• [Prompt]: Check each line of the entries below for the string "JSON"; copy every line where it appears.
>>>
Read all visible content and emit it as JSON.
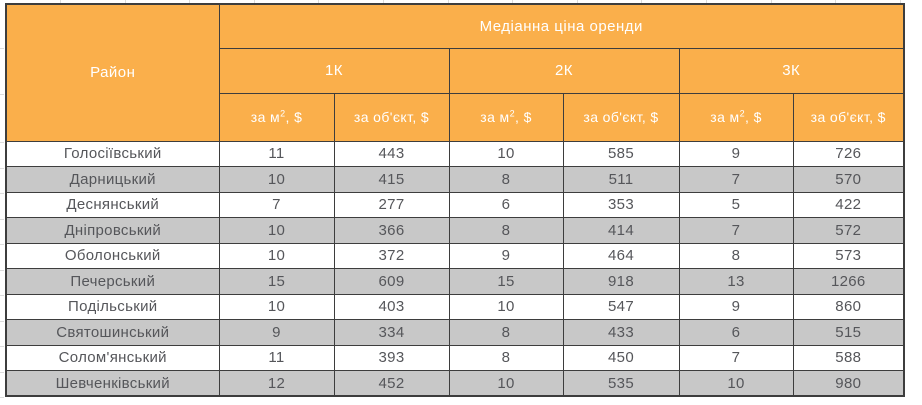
{
  "chart_data": {
    "type": "table",
    "title": "Медіанна ціна оренди",
    "corner_header": "Район",
    "groups": [
      "1К",
      "2К",
      "3К"
    ],
    "sub_headers": {
      "per_m2": "за м², $",
      "per_object": "за об'єкт, $"
    },
    "rows": [
      {
        "district": "Голосіївський",
        "values": [
          "11",
          "443",
          "10",
          "585",
          "9",
          "726"
        ]
      },
      {
        "district": "Дарницький",
        "values": [
          "10",
          "415",
          "8",
          "511",
          "7",
          "570"
        ]
      },
      {
        "district": "Деснянський",
        "values": [
          "7",
          "277",
          "6",
          "353",
          "5",
          "422"
        ]
      },
      {
        "district": "Дніпровський",
        "values": [
          "10",
          "366",
          "8",
          "414",
          "7",
          "572"
        ]
      },
      {
        "district": "Оболонський",
        "values": [
          "10",
          "372",
          "9",
          "464",
          "8",
          "573"
        ]
      },
      {
        "district": "Печерський",
        "values": [
          "15",
          "609",
          "15",
          "918",
          "13",
          "1266"
        ]
      },
      {
        "district": "Подільський",
        "values": [
          "10",
          "403",
          "10",
          "547",
          "9",
          "860"
        ]
      },
      {
        "district": "Святошинський",
        "values": [
          "9",
          "334",
          "8",
          "433",
          "6",
          "515"
        ]
      },
      {
        "district": "Солом'янський",
        "values": [
          "11",
          "393",
          "8",
          "450",
          "7",
          "588"
        ]
      },
      {
        "district": "Шевченківський",
        "values": [
          "12",
          "452",
          "10",
          "535",
          "10",
          "980"
        ]
      }
    ]
  },
  "colors": {
    "header_bg": "#FAAF4B",
    "header_text": "#FFFFFF",
    "row_bg": "#FFFFFF",
    "row_alt_bg": "#C8C8C8",
    "cell_text": "#55565A",
    "border": "#3D3D3D"
  }
}
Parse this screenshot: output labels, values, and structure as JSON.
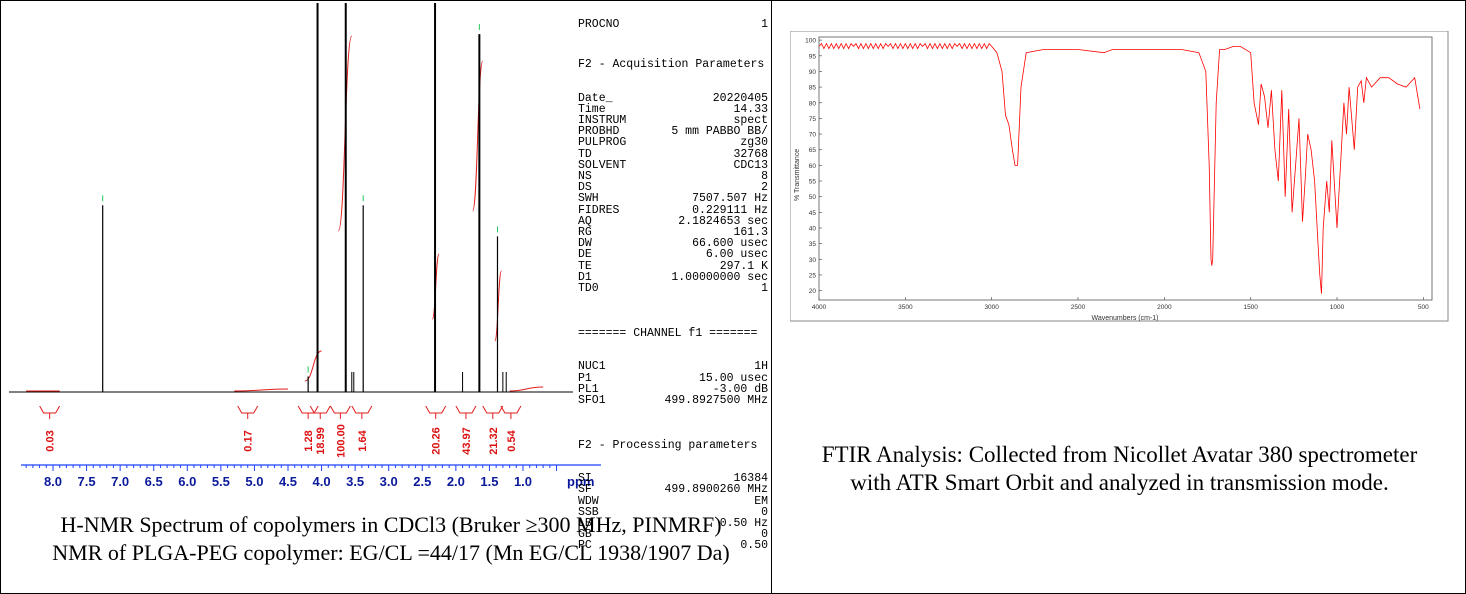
{
  "nmr": {
    "params_header_cut": "PROCNO",
    "params_header_cut_value": "1",
    "acq_title": "F2 - Acquisition Parameters",
    "acq_params": [
      {
        "k": "Date_",
        "v": "20220405"
      },
      {
        "k": "Time",
        "v": "14.33"
      },
      {
        "k": "INSTRUM",
        "v": "spect"
      },
      {
        "k": "PROBHD",
        "v": "5 mm PABBO BB/"
      },
      {
        "k": "PULPROG",
        "v": "zg30"
      },
      {
        "k": "TD",
        "v": "32768"
      },
      {
        "k": "SOLVENT",
        "v": "CDC13"
      },
      {
        "k": "NS",
        "v": "8"
      },
      {
        "k": "DS",
        "v": "2"
      },
      {
        "k": "SWH",
        "v": "7507.507 Hz"
      },
      {
        "k": "FIDRES",
        "v": "0.229111 Hz"
      },
      {
        "k": "AQ",
        "v": "2.1824653 sec"
      },
      {
        "k": "RG",
        "v": "161.3"
      },
      {
        "k": "DW",
        "v": "66.600 usec"
      },
      {
        "k": "DE",
        "v": "6.00 usec"
      },
      {
        "k": "TE",
        "v": "297.1 K"
      },
      {
        "k": "D1",
        "v": "1.00000000 sec"
      },
      {
        "k": "TD0",
        "v": "1"
      }
    ],
    "channel_title": "======= CHANNEL f1 =======",
    "channel_params": [
      {
        "k": "NUC1",
        "v": "1H"
      },
      {
        "k": "P1",
        "v": "15.00 usec"
      },
      {
        "k": "PL1",
        "v": "-3.00 dB"
      },
      {
        "k": "SFO1",
        "v": "499.8927500 MHz"
      }
    ],
    "proc_title": "F2 - Processing parameters",
    "proc_params": [
      {
        "k": "SI",
        "v": "16384"
      },
      {
        "k": "SF",
        "v": "499.8900260 MHz"
      },
      {
        "k": "WDW",
        "v": "EM"
      },
      {
        "k": "SSB",
        "v": "0"
      },
      {
        "k": "LB",
        "v": "0.50 Hz"
      },
      {
        "k": "GB",
        "v": "0"
      },
      {
        "k": "PC",
        "v": "0.50"
      }
    ],
    "caption": "H-NMR Spectrum of copolymers in CDCl3 (Bruker ≥300 MHz, PINMRF) NMR of PLGA-PEG copolymer: EG/CL =44/17 (Mn EG/CL 1938/1907 Da)"
  },
  "ftir": {
    "caption": "FTIR Analysis: Collected from Nicollet Avatar 380 spectrometer with ATR Smart Orbit and analyzed in transmission mode."
  },
  "chart_data": [
    {
      "type": "line",
      "title": "",
      "xlabel": "ppm",
      "ylabel": "",
      "x_reversed": true,
      "xlim": [
        8.4,
        0.5
      ],
      "x_ticks": [
        "8.0",
        "7.5",
        "7.0",
        "6.5",
        "6.0",
        "5.5",
        "5.0",
        "4.5",
        "4.0",
        "3.5",
        "3.0",
        "2.5",
        "2.0",
        "1.5",
        "1.0"
      ],
      "peaks": [
        {
          "ppm": 7.26,
          "height": 0.48
        },
        {
          "ppm": 4.2,
          "height": 0.04
        },
        {
          "ppm": 4.06,
          "height": 1.0
        },
        {
          "ppm": 3.64,
          "height": 1.0
        },
        {
          "ppm": 3.38,
          "height": 0.48
        },
        {
          "ppm": 2.31,
          "height": 1.0
        },
        {
          "ppm": 1.65,
          "height": 0.92
        },
        {
          "ppm": 1.38,
          "height": 0.4
        }
      ],
      "integrals": [
        {
          "label": "0.03",
          "ppm": 8.05
        },
        {
          "label": "0.17",
          "ppm": 5.1
        },
        {
          "label": "1.28",
          "ppm": 4.2
        },
        {
          "label": "18.99",
          "ppm": 4.02
        },
        {
          "label": "100.00",
          "ppm": 3.72
        },
        {
          "label": "1.64",
          "ppm": 3.4
        },
        {
          "label": "20.26",
          "ppm": 2.3
        },
        {
          "label": "43.97",
          "ppm": 1.85
        },
        {
          "label": "21.32",
          "ppm": 1.45
        },
        {
          "label": "0.54",
          "ppm": 1.18
        }
      ]
    },
    {
      "type": "line",
      "title": "",
      "xlabel": "Wavenumbers (cm-1)",
      "ylabel": "% Transmittance",
      "xlim": [
        4000,
        450
      ],
      "ylim": [
        17,
        101
      ],
      "x_ticks": [
        4000,
        3500,
        3000,
        2500,
        2000,
        1500,
        1000,
        500
      ],
      "y_ticks": [
        20,
        25,
        30,
        35,
        40,
        45,
        50,
        55,
        60,
        65,
        70,
        75,
        80,
        85,
        90,
        95,
        100
      ],
      "series": [
        {
          "color": "#ff0000",
          "x": [
            4000,
            3800,
            3600,
            3400,
            3200,
            3000,
            2970,
            2940,
            2920,
            2900,
            2880,
            2865,
            2850,
            2830,
            2800,
            2700,
            2500,
            2350,
            2300,
            2100,
            2000,
            1900,
            1800,
            1760,
            1740,
            1730,
            1725,
            1720,
            1700,
            1680,
            1650,
            1600,
            1560,
            1500,
            1480,
            1455,
            1440,
            1420,
            1400,
            1380,
            1360,
            1340,
            1320,
            1300,
            1280,
            1260,
            1240,
            1220,
            1200,
            1185,
            1170,
            1150,
            1130,
            1110,
            1100,
            1090,
            1080,
            1060,
            1045,
            1030,
            1000,
            980,
            960,
            945,
            930,
            900,
            880,
            860,
            845,
            830,
            800,
            750,
            700,
            650,
            600,
            550,
            520
          ],
          "y": [
            98,
            98,
            98,
            98,
            98,
            98,
            96,
            90,
            76,
            73,
            65,
            60,
            60,
            85,
            96,
            97,
            97,
            96,
            97,
            97,
            97,
            97,
            96,
            90,
            60,
            30,
            28,
            30,
            80,
            97,
            97,
            98,
            98,
            96,
            80,
            73,
            86,
            82,
            72,
            84,
            65,
            55,
            84,
            50,
            78,
            45,
            60,
            75,
            42,
            55,
            70,
            65,
            55,
            35,
            25,
            19,
            40,
            55,
            45,
            68,
            40,
            60,
            80,
            70,
            85,
            65,
            85,
            87,
            80,
            88,
            85,
            88,
            88,
            86,
            85,
            88,
            78
          ]
        }
      ]
    }
  ]
}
<<<
• [Response to the task]:
Read all visible content and emit it as JSON.
Parse this screenshot: output labels, values, and structure as JSON.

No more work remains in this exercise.